Aim → Change "line-number" to "gutter-number" in the rows from the start through the line containing "right-arrow-icon xyxy=(519,797,570,813)", inclusive, leaving everything else unchanged. Return only those lines.
□ □ □
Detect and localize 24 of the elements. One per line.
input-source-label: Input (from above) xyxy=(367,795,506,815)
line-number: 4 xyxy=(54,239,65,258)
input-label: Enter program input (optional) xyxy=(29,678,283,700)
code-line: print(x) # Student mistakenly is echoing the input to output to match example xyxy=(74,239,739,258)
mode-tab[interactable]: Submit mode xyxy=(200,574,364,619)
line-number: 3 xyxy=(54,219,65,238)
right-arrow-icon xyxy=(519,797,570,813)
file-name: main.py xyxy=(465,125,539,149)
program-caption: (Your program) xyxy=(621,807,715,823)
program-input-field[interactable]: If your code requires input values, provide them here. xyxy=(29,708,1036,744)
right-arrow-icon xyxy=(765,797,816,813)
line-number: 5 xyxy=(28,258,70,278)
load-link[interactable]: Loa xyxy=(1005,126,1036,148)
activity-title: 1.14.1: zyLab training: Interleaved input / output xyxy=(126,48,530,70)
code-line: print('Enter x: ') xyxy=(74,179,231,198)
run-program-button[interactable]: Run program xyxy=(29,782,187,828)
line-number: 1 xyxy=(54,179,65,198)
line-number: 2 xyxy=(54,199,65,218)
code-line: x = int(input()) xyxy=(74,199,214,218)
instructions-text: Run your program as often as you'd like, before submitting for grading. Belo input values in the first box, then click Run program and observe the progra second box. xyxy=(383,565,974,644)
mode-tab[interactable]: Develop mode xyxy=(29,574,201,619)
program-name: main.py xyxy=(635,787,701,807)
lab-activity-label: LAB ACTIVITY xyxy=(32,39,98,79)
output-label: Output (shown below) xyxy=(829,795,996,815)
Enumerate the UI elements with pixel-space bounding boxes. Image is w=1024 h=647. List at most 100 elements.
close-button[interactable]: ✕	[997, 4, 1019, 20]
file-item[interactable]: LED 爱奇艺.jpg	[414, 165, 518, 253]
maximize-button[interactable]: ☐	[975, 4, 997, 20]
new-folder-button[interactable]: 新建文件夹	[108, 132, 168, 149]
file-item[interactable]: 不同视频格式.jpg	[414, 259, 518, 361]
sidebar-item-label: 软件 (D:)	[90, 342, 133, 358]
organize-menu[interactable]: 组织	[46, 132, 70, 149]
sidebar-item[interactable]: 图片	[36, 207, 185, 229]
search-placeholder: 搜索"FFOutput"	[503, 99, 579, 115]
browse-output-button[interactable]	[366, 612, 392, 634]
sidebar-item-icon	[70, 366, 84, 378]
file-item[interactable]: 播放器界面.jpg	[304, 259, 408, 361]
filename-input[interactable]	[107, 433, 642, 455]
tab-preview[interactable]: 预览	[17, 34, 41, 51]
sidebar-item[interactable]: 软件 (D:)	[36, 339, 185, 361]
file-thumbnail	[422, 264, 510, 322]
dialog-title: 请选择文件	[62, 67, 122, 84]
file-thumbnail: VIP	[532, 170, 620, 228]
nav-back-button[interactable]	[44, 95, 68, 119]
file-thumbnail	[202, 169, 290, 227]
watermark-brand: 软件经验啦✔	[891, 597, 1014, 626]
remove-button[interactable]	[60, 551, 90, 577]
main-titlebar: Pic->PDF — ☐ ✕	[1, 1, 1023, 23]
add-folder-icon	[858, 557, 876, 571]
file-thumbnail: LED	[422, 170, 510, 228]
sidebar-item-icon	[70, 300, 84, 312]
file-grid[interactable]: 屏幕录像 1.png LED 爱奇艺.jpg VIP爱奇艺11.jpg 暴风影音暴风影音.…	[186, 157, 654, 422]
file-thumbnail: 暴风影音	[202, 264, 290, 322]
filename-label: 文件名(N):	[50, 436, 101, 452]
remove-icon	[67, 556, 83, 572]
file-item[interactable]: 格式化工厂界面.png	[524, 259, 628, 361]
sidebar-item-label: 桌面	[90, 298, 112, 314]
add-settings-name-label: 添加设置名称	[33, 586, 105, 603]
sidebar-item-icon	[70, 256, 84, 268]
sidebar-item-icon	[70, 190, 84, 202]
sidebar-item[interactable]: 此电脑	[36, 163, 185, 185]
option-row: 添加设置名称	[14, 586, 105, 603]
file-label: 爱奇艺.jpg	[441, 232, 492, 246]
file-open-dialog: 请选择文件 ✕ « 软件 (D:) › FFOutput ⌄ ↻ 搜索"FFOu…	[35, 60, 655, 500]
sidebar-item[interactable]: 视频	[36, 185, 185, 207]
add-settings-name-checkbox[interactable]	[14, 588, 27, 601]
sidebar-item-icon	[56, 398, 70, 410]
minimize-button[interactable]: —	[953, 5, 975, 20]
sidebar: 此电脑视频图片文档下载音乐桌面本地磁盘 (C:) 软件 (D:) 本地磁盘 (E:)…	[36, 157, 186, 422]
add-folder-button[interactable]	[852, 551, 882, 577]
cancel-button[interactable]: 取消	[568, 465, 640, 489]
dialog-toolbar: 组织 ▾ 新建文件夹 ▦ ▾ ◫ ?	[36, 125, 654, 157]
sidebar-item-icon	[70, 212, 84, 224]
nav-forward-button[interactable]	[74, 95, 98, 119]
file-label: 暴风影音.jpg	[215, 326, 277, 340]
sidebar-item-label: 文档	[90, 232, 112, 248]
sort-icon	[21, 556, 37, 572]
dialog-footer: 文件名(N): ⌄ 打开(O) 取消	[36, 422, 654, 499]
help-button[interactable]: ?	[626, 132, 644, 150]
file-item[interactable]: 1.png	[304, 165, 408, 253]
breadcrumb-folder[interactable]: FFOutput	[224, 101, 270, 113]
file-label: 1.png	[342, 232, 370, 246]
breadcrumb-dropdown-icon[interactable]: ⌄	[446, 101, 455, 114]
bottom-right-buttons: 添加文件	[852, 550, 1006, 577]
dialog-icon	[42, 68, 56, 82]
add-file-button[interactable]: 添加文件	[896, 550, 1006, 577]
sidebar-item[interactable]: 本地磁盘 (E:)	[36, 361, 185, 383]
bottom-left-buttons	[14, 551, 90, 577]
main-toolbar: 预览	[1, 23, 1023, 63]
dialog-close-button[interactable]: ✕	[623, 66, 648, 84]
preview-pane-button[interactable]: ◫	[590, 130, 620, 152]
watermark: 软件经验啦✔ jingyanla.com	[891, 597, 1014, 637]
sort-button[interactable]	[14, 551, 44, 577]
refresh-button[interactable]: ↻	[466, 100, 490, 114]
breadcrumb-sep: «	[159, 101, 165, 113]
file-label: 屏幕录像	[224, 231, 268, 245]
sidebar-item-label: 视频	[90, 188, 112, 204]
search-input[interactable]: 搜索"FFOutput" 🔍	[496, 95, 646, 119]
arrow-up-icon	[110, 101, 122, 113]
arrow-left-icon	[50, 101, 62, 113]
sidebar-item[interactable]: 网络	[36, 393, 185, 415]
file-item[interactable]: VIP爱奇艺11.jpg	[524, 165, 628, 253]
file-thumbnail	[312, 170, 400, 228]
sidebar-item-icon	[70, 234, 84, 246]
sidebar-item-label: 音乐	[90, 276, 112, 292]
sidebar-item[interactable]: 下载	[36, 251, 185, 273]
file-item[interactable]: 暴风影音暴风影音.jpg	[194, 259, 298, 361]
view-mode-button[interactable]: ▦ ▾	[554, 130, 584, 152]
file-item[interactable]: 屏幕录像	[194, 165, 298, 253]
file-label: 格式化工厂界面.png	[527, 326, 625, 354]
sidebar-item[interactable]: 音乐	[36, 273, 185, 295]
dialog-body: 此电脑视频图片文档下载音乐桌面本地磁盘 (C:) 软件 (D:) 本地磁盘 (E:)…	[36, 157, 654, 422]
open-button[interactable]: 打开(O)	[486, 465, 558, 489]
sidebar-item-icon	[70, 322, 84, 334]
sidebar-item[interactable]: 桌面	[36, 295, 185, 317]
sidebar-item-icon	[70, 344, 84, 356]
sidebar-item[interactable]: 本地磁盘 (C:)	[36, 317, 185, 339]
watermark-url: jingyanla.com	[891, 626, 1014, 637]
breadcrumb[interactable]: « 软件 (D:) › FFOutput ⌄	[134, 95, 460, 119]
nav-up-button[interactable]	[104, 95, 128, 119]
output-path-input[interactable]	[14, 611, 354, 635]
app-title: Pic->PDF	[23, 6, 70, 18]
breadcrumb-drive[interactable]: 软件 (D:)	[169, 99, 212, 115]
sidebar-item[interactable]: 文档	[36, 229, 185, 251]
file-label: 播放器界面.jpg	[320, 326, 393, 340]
□ □ □
Final result →
Detect and localize 24 of the elements. One per line.
input-source-label: Input (from above) xyxy=(367,795,506,815)
gutter-number: 4 xyxy=(54,239,65,258)
input-label: Enter program input (optional) xyxy=(29,678,283,700)
code-line: print(x) # Student mistakenly is echoing the input to output to match example xyxy=(74,239,739,258)
mode-tab[interactable]: Submit mode xyxy=(200,574,364,619)
gutter-number: 3 xyxy=(54,219,65,238)
right-arrow-icon xyxy=(519,797,570,813)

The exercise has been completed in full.